▶ **Exercise**
Reproduce word for word the entries below, from the line containing "category-label-transportation: Transportation [94,503,268,531]" through the line containing "bar-bowie-md-miscellaneous [286,686,905,720]", with both of those lines included.

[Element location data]

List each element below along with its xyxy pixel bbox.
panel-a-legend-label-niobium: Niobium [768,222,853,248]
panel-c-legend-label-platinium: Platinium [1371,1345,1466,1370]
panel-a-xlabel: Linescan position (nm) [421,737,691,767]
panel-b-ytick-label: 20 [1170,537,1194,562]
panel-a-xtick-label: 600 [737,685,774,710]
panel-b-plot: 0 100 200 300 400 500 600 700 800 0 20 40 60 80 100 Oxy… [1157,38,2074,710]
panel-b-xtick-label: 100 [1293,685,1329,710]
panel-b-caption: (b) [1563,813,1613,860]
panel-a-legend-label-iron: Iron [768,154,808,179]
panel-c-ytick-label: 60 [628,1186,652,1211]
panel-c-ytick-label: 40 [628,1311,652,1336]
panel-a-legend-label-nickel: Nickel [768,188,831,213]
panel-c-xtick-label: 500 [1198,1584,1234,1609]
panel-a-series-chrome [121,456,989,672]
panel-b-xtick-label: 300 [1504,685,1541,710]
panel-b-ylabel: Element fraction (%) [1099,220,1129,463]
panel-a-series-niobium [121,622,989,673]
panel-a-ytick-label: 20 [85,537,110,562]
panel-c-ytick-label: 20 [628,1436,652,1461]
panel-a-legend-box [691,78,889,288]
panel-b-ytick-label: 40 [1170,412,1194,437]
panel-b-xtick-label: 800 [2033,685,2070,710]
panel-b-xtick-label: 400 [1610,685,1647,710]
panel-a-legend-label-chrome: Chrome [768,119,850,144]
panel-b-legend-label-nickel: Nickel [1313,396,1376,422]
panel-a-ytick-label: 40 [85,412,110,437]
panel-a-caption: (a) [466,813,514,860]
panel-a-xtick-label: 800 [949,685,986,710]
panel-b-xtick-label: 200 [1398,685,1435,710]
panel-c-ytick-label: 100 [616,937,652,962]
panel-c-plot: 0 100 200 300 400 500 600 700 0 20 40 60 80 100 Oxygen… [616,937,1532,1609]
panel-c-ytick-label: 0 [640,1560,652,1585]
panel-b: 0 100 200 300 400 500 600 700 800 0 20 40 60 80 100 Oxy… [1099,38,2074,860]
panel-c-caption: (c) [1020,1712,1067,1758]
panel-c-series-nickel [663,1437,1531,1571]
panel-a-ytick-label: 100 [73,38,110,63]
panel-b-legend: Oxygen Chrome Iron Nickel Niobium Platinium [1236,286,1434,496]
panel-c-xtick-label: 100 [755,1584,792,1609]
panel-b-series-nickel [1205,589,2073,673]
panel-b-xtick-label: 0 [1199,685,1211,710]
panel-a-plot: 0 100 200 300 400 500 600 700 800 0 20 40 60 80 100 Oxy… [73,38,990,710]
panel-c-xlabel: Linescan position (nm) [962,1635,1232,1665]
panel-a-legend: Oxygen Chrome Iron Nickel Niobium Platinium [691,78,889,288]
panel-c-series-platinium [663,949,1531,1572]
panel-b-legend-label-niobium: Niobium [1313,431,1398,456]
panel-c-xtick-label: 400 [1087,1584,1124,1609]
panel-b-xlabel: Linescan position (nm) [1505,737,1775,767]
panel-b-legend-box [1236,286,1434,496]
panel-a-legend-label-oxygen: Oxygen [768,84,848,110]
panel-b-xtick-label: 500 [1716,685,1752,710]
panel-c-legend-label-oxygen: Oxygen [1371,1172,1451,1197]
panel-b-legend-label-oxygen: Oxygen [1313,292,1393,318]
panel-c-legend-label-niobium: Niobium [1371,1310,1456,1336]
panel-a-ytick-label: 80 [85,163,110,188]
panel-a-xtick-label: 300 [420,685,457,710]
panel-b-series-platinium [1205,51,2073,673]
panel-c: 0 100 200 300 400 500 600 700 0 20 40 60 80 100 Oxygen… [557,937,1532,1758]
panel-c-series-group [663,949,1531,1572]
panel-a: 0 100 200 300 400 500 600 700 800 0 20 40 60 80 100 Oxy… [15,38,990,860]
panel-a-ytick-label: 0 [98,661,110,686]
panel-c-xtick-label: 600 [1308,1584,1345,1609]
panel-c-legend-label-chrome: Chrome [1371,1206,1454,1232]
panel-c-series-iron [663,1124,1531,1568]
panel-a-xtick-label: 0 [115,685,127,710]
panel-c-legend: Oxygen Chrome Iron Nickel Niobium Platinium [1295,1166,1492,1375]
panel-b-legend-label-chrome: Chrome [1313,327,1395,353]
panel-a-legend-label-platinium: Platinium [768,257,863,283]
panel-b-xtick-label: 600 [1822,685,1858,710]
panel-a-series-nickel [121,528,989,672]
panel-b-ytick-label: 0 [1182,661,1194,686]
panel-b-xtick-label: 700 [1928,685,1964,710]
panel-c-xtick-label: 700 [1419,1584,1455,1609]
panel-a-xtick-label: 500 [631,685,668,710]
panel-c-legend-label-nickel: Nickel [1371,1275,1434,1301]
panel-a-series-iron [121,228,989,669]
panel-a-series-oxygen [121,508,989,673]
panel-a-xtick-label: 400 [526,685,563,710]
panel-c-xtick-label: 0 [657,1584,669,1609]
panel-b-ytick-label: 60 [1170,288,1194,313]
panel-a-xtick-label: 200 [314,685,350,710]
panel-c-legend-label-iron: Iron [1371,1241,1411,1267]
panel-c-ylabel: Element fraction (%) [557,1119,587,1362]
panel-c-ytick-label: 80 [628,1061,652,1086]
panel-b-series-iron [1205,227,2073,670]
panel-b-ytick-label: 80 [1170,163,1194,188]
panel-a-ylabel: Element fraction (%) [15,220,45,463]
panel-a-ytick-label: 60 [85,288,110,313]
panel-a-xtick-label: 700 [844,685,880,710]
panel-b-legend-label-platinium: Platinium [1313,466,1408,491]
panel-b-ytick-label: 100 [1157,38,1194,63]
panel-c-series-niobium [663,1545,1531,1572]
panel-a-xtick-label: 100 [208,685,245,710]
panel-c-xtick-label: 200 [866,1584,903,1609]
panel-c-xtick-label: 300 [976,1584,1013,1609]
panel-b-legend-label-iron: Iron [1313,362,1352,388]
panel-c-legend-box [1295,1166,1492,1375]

...

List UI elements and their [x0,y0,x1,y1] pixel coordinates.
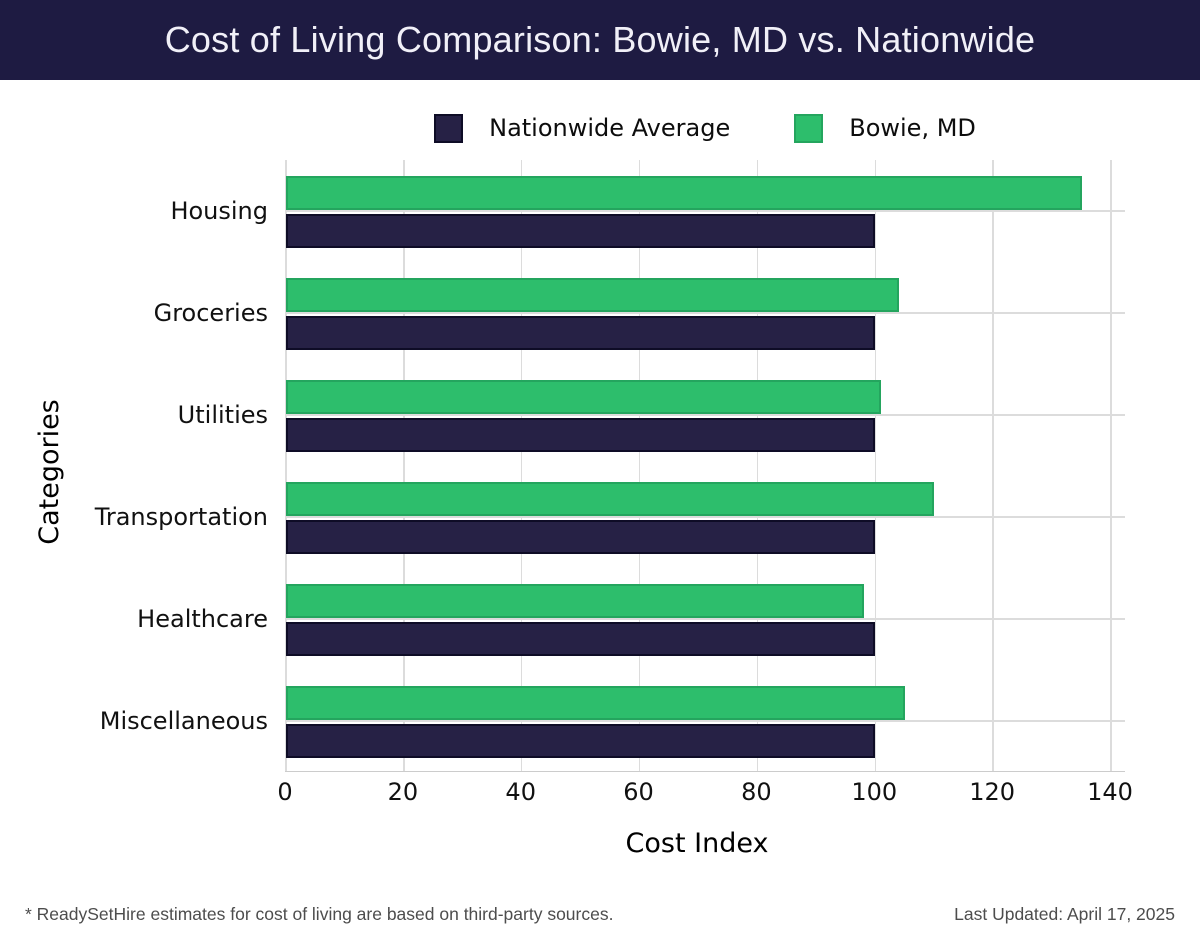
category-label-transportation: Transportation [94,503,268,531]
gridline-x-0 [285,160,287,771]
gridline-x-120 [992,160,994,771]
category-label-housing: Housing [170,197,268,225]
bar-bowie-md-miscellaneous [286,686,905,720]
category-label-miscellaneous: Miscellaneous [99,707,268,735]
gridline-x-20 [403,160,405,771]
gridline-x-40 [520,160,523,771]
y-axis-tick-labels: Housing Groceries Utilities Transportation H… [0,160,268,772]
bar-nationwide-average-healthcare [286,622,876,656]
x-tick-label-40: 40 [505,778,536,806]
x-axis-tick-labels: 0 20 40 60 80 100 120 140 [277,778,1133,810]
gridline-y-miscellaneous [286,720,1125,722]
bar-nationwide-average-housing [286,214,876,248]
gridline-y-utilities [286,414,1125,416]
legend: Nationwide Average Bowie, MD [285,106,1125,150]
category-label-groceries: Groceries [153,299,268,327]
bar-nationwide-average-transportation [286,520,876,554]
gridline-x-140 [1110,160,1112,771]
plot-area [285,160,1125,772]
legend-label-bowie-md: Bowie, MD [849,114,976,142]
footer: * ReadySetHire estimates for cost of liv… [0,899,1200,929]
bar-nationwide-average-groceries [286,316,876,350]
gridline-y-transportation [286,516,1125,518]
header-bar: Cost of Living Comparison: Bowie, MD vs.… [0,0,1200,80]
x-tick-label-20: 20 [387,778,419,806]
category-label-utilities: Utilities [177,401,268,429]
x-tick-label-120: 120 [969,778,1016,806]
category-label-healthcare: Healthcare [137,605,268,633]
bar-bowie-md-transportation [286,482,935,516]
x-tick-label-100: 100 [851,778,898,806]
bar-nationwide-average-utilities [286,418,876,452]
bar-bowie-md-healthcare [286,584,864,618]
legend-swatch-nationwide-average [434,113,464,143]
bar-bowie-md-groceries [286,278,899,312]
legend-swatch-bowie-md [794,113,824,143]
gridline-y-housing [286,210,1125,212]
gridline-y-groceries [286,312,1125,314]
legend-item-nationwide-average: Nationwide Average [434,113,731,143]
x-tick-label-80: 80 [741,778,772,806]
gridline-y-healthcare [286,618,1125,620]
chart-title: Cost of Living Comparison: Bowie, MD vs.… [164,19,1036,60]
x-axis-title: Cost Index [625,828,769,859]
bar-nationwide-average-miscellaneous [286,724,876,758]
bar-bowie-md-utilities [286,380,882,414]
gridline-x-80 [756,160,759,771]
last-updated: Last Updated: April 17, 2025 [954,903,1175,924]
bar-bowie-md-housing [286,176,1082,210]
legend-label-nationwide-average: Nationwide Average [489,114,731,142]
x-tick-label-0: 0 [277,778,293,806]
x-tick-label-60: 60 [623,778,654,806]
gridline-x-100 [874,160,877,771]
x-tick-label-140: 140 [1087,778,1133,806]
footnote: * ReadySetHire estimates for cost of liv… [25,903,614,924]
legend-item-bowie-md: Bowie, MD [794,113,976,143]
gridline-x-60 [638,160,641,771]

▶ **Reply**
category-label-transportation: Transportation [94,503,268,531]
gridline-x-0 [285,160,287,771]
gridline-x-120 [992,160,994,771]
category-label-housing: Housing [170,197,268,225]
bar-bowie-md-miscellaneous [286,686,905,720]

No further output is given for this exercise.